# START OF THE DATA
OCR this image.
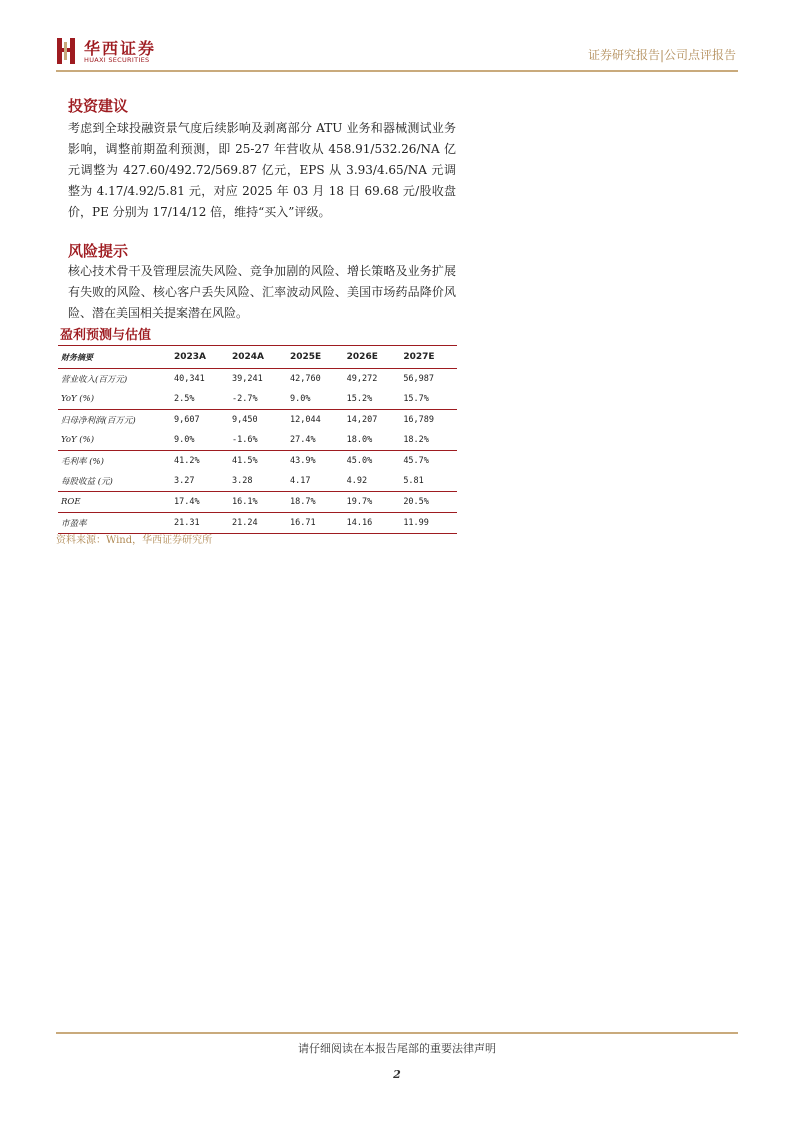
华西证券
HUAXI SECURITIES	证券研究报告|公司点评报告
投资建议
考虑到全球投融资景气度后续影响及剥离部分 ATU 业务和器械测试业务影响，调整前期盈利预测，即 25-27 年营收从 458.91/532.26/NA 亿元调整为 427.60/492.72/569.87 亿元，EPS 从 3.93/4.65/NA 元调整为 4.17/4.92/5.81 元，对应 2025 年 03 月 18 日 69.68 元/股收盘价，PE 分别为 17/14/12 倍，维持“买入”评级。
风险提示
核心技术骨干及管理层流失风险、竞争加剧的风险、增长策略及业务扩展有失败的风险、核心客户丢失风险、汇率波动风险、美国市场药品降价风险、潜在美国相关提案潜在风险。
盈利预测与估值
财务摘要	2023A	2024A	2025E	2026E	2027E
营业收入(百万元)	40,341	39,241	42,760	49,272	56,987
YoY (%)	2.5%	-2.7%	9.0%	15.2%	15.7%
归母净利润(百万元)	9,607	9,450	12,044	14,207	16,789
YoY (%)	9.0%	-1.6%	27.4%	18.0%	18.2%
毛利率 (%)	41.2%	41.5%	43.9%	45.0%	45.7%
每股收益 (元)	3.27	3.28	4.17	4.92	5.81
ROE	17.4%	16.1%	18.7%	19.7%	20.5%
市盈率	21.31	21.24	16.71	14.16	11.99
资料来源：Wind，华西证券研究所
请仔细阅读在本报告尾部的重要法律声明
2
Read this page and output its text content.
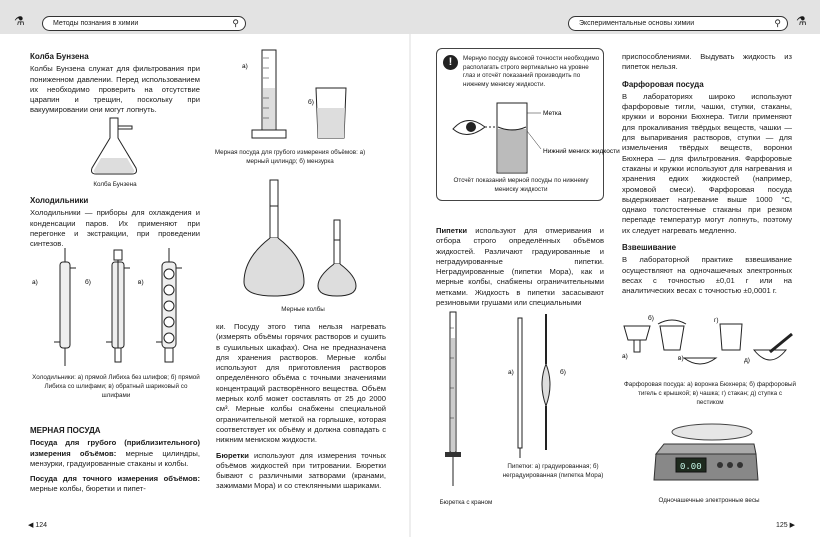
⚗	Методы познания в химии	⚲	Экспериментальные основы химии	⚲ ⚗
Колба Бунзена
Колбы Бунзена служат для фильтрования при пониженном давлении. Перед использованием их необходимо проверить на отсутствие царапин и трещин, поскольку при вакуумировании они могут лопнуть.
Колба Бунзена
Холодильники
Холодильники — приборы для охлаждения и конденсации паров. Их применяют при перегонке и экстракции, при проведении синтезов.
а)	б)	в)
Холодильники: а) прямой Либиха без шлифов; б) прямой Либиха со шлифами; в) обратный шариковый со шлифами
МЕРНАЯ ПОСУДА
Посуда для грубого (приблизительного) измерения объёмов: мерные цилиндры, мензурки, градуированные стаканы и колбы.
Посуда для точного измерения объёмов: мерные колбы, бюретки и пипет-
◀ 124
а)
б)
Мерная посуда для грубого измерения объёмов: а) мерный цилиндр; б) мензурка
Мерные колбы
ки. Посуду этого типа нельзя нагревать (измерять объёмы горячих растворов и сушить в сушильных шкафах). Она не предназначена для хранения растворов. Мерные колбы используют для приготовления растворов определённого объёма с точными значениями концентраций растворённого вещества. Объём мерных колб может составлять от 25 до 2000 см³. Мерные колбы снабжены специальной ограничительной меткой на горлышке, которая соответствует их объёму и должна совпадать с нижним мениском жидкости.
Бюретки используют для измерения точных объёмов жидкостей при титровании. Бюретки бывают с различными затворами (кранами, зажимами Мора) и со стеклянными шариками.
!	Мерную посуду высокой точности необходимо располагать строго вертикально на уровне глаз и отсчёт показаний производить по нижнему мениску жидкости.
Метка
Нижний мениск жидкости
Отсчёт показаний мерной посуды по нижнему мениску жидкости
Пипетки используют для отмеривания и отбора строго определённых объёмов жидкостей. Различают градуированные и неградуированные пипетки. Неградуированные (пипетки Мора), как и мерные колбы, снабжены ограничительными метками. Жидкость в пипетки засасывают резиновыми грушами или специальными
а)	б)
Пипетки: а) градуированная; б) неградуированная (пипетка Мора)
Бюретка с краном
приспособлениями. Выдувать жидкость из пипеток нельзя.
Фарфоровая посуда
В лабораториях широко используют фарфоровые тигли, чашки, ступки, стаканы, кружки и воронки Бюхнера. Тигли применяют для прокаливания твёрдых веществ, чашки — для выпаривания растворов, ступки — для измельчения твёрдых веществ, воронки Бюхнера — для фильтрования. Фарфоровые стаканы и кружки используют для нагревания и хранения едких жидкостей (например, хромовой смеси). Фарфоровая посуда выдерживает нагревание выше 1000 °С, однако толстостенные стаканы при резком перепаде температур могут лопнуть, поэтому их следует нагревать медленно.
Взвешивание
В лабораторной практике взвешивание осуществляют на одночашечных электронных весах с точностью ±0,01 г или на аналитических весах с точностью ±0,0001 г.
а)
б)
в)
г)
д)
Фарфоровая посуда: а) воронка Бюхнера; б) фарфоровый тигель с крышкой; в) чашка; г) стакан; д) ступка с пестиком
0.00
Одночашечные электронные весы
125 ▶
# END OF THE DATA
* [WHAT NEEDS TO BE DONE]:
Read the data above and pull out each line that holds the string "this".

* [RESPONSE BELOW]:
OCR this image.
Read this page and output its text content.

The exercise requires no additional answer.